--- Stated problem ---
Repeat every record below exactly, but leave out any pictures.

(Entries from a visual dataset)
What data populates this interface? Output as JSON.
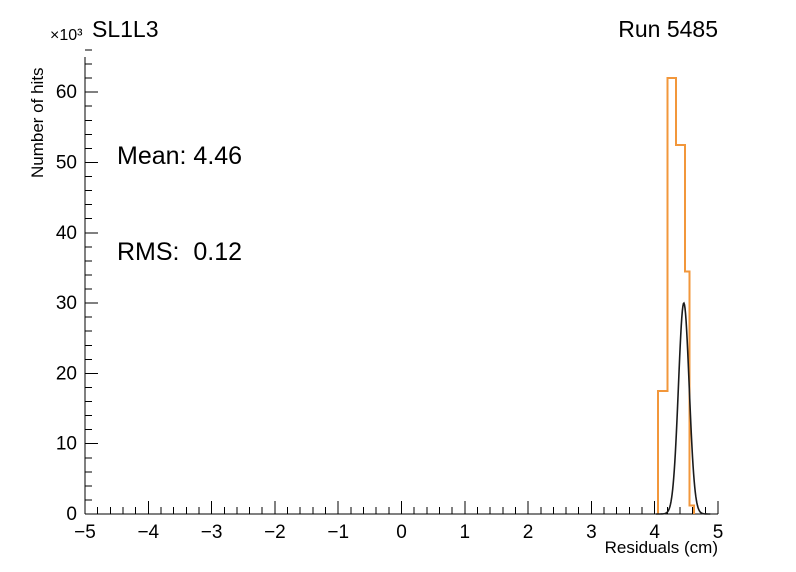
{
  "titles": {
    "left": "SL1L3",
    "right": "Run 5485"
  },
  "stats": {
    "mean": "Mean: 4.46",
    "rms": "RMS:  0.12"
  },
  "axes": {
    "x": {
      "label": "Residuals (cm)",
      "min": -5,
      "max": 5,
      "minor_step": 0.2,
      "major_ticks": [
        {
          "v": -5,
          "label": "−5"
        },
        {
          "v": -4,
          "label": "−4"
        },
        {
          "v": -3,
          "label": "−3"
        },
        {
          "v": -2,
          "label": "−2"
        },
        {
          "v": -1,
          "label": "−1"
        },
        {
          "v": 0,
          "label": "0"
        },
        {
          "v": 1,
          "label": "1"
        },
        {
          "v": 2,
          "label": "2"
        },
        {
          "v": 3,
          "label": "3"
        },
        {
          "v": 4,
          "label": "4"
        },
        {
          "v": 5,
          "label": "5"
        }
      ]
    },
    "y": {
      "label": "Number of hits",
      "multiplier": "×10³",
      "min": 0,
      "max": 65,
      "minor_step": 2,
      "major_ticks": [
        {
          "v": 0,
          "label": "0"
        },
        {
          "v": 10,
          "label": "10"
        },
        {
          "v": 20,
          "label": "20"
        },
        {
          "v": 30,
          "label": "30"
        },
        {
          "v": 40,
          "label": "40"
        },
        {
          "v": 50,
          "label": "50"
        },
        {
          "v": 60,
          "label": "60"
        }
      ]
    }
  },
  "colors": {
    "histogram": "#f2973b",
    "fit": "#1b1b1b",
    "axis": "#000000"
  },
  "chart_data": {
    "type": "line",
    "title": "SL1L3",
    "subtitle": "Run 5485",
    "xlabel": "Residuals (cm)",
    "ylabel": "Number of hits",
    "y_units": "×10³ hits",
    "xlim": [
      -5,
      5
    ],
    "ylim": [
      0,
      65
    ],
    "grid": false,
    "legend": "none",
    "annotations": [
      "Mean: 4.46",
      "RMS:  0.12"
    ],
    "series": [
      {
        "name": "residuals-histogram",
        "type": "step-histogram",
        "color": "#f2973b",
        "bins": [
          {
            "x0": 4.05,
            "x1": 4.2,
            "y": 17.5
          },
          {
            "x0": 4.2,
            "x1": 4.34,
            "y": 62.0
          },
          {
            "x0": 4.34,
            "x1": 4.48,
            "y": 52.5
          },
          {
            "x0": 4.48,
            "x1": 4.55,
            "y": 34.5
          },
          {
            "x0": 4.55,
            "x1": 4.62,
            "y": 1.2
          }
        ]
      },
      {
        "name": "gaussian-fit",
        "type": "gaussian",
        "color": "#1b1b1b",
        "mean": 4.46,
        "sigma": 0.085,
        "amplitude": 30,
        "draw_range": [
          4.02,
          4.88
        ]
      }
    ]
  }
}
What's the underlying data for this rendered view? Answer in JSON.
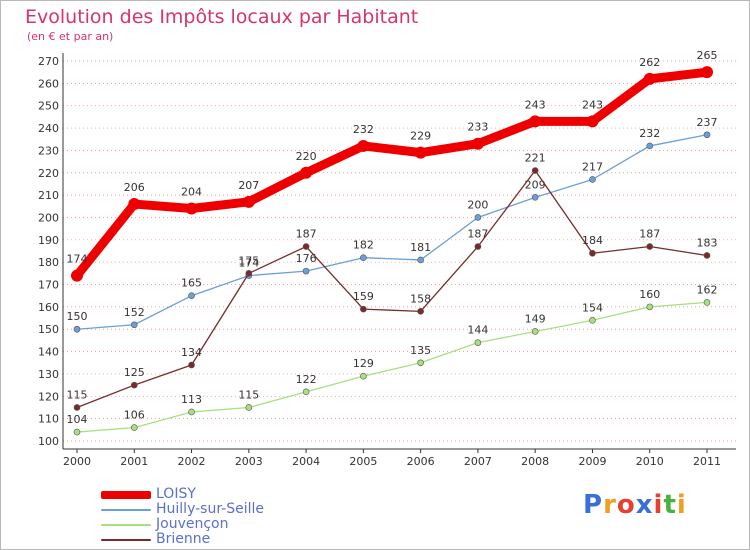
{
  "title": "Evolution des Impôts locaux par Habitant",
  "subtitle": "(en € et par an)",
  "colors": {
    "title": "#d9336d",
    "axis": "#333333",
    "grid": "#f08080",
    "legend_text": "#5a6fd0"
  },
  "logo": {
    "text": "Proxiti",
    "letters": [
      "P",
      "r",
      "o",
      "x",
      "i",
      "t",
      "i"
    ],
    "colors": [
      "#3a6fd8",
      "#f0a020",
      "#e84030",
      "#3a6fd8",
      "#e84030",
      "#4ab040",
      "#f0a020"
    ]
  },
  "chart_data": {
    "type": "line",
    "title": "Evolution des Impôts locaux par Habitant",
    "subtitle": "(en € et par an)",
    "x": [
      "2000",
      "2001",
      "2002",
      "2003",
      "2004",
      "2005",
      "2006",
      "2007",
      "2008",
      "2009",
      "2010",
      "2011"
    ],
    "ylim": [
      100,
      270
    ],
    "yticks": [
      100,
      110,
      120,
      130,
      140,
      150,
      160,
      170,
      180,
      190,
      200,
      210,
      220,
      230,
      240,
      250,
      260,
      270
    ],
    "grid": "horizontal dotted",
    "legend_position": "bottom-left",
    "series": [
      {
        "name": "LOISY",
        "color": "#ee0000",
        "width": 9,
        "values": [
          174,
          206,
          204,
          207,
          220,
          232,
          229,
          233,
          243,
          243,
          262,
          265
        ]
      },
      {
        "name": "Huilly-sur-Seille",
        "color": "#6aa0d8",
        "width": 1.3,
        "values": [
          150,
          152,
          165,
          174,
          176,
          182,
          181,
          200,
          209,
          217,
          232,
          237
        ]
      },
      {
        "name": "Jouvençon",
        "color": "#a8e080",
        "width": 1.3,
        "values": [
          104,
          106,
          113,
          115,
          122,
          129,
          135,
          144,
          149,
          154,
          160,
          162
        ]
      },
      {
        "name": "Brienne",
        "color": "#7a2a2a",
        "width": 1.3,
        "values": [
          115,
          125,
          134,
          175,
          187,
          159,
          158,
          187,
          221,
          184,
          187,
          183
        ]
      }
    ]
  }
}
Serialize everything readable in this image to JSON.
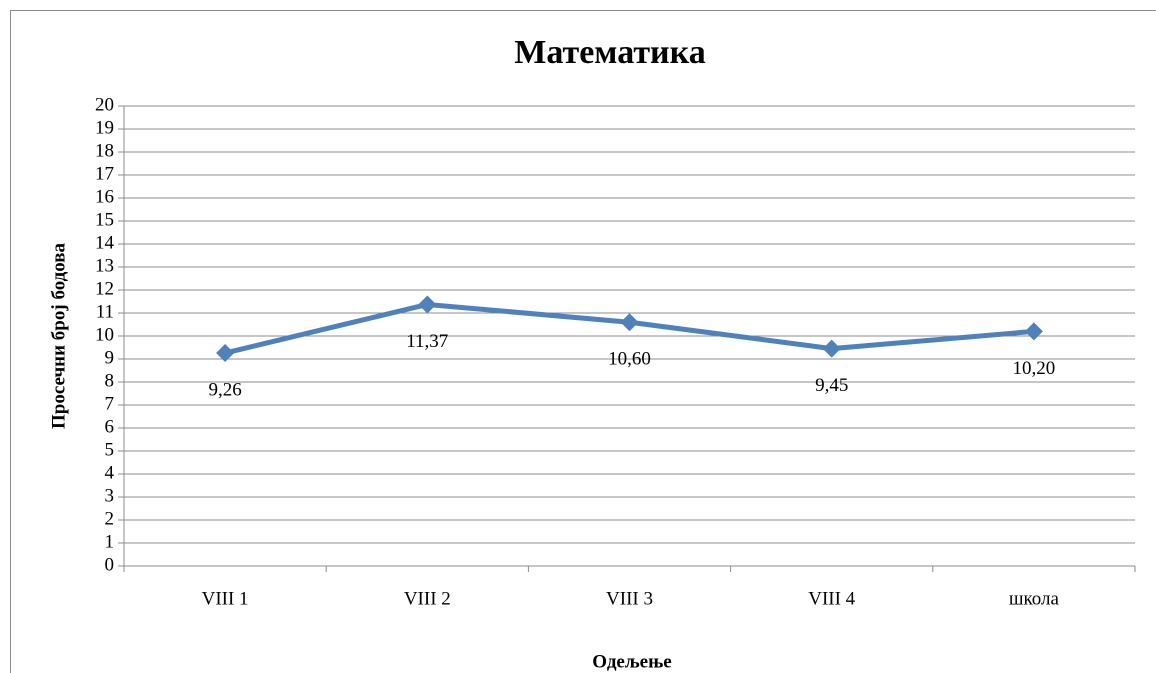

--- Solution to this problem ---
What data populates this interface? Output as JSON.
{
  "titles": {
    "left": "SL1L3",
    "right": "Run 5485"
  },
  "stats": {
    "mean": "Mean: 4.46",
    "rms": "RMS:  0.12"
  },
  "axes": {
    "x": {
      "label": "Residuals (cm)",
      "min": -5,
      "max": 5,
      "minor_step": 0.2,
      "major_ticks": [
        {
          "v": -5,
          "label": "−5"
        },
        {
          "v": -4,
          "label": "−4"
        },
        {
          "v": -3,
          "label": "−3"
        },
        {
          "v": -2,
          "label": "−2"
        },
        {
          "v": -1,
          "label": "−1"
        },
        {
          "v": 0,
          "label": "0"
        },
        {
          "v": 1,
          "label": "1"
        },
        {
          "v": 2,
          "label": "2"
        },
        {
          "v": 3,
          "label": "3"
        },
        {
          "v": 4,
          "label": "4"
        },
        {
          "v": 5,
          "label": "5"
        }
      ]
    },
    "y": {
      "label": "Number of hits",
      "multiplier": "×10³",
      "min": 0,
      "max": 65,
      "minor_step": 2,
      "major_ticks": [
        {
          "v": 0,
          "label": "0"
        },
        {
          "v": 10,
          "label": "10"
        },
        {
          "v": 20,
          "label": "20"
        },
        {
          "v": 30,
          "label": "30"
        },
        {
          "v": 40,
          "label": "40"
        },
        {
          "v": 50,
          "label": "50"
        },
        {
          "v": 60,
          "label": "60"
        }
      ]
    }
  },
  "colors": {
    "histogram": "#f2973b",
    "fit": "#1b1b1b",
    "axis": "#000000"
  },
  "chart_data": {
    "type": "line",
    "title": "SL1L3",
    "subtitle": "Run 5485",
    "xlabel": "Residuals (cm)",
    "ylabel": "Number of hits",
    "y_units": "×10³ hits",
    "xlim": [
      -5,
      5
    ],
    "ylim": [
      0,
      65
    ],
    "grid": false,
    "legend": "none",
    "annotations": [
      "Mean: 4.46",
      "RMS:  0.12"
    ],
    "series": [
      {
        "name": "residuals-histogram",
        "type": "step-histogram",
        "color": "#f2973b",
        "bins": [
          {
            "x0": 4.05,
            "x1": 4.2,
            "y": 17.5
          },
          {
            "x0": 4.2,
            "x1": 4.34,
            "y": 62.0
          },
          {
            "x0": 4.34,
            "x1": 4.48,
            "y": 52.5
          },
          {
            "x0": 4.48,
            "x1": 4.55,
            "y": 34.5
          },
          {
            "x0": 4.55,
            "x1": 4.62,
            "y": 1.2
          }
        ]
      },
      {
        "name": "gaussian-fit",
        "type": "gaussian",
        "color": "#1b1b1b",
        "mean": 4.46,
        "sigma": 0.085,
        "amplitude": 30,
        "draw_range": [
          4.02,
          4.88
        ]
      }
    ]
  }
}
What's the underlying data for this rendered view? Answer in JSON.
{
  "title": "Evolution des Impôts locaux par Habitant",
  "subtitle": "(en € et par an)",
  "colors": {
    "title": "#d9336d",
    "axis": "#333333",
    "grid": "#f08080",
    "legend_text": "#5a6fd0"
  },
  "logo": {
    "text": "Proxiti",
    "letters": [
      "P",
      "r",
      "o",
      "x",
      "i",
      "t",
      "i"
    ],
    "colors": [
      "#3a6fd8",
      "#f0a020",
      "#e84030",
      "#3a6fd8",
      "#e84030",
      "#4ab040",
      "#f0a020"
    ]
  },
  "chart_data": {
    "type": "line",
    "title": "Evolution des Impôts locaux par Habitant",
    "subtitle": "(en € et par an)",
    "x": [
      "2000",
      "2001",
      "2002",
      "2003",
      "2004",
      "2005",
      "2006",
      "2007",
      "2008",
      "2009",
      "2010",
      "2011"
    ],
    "ylim": [
      100,
      270
    ],
    "yticks": [
      100,
      110,
      120,
      130,
      140,
      150,
      160,
      170,
      180,
      190,
      200,
      210,
      220,
      230,
      240,
      250,
      260,
      270
    ],
    "grid": "horizontal dotted",
    "legend_position": "bottom-left",
    "series": [
      {
        "name": "LOISY",
        "color": "#ee0000",
        "width": 9,
        "values": [
          174,
          206,
          204,
          207,
          220,
          232,
          229,
          233,
          243,
          243,
          262,
          265
        ]
      },
      {
        "name": "Huilly-sur-Seille",
        "color": "#6aa0d8",
        "width": 1.3,
        "values": [
          150,
          152,
          165,
          174,
          176,
          182,
          181,
          200,
          209,
          217,
          232,
          237
        ]
      },
      {
        "name": "Jouvençon",
        "color": "#a8e080",
        "width": 1.3,
        "values": [
          104,
          106,
          113,
          115,
          122,
          129,
          135,
          144,
          149,
          154,
          160,
          162
        ]
      },
      {
        "name": "Brienne",
        "color": "#7a2a2a",
        "width": 1.3,
        "values": [
          115,
          125,
          134,
          175,
          187,
          159,
          158,
          187,
          221,
          184,
          187,
          183
        ]
      }
    ]
  }
}
Serialize everything readable in this image to JSON.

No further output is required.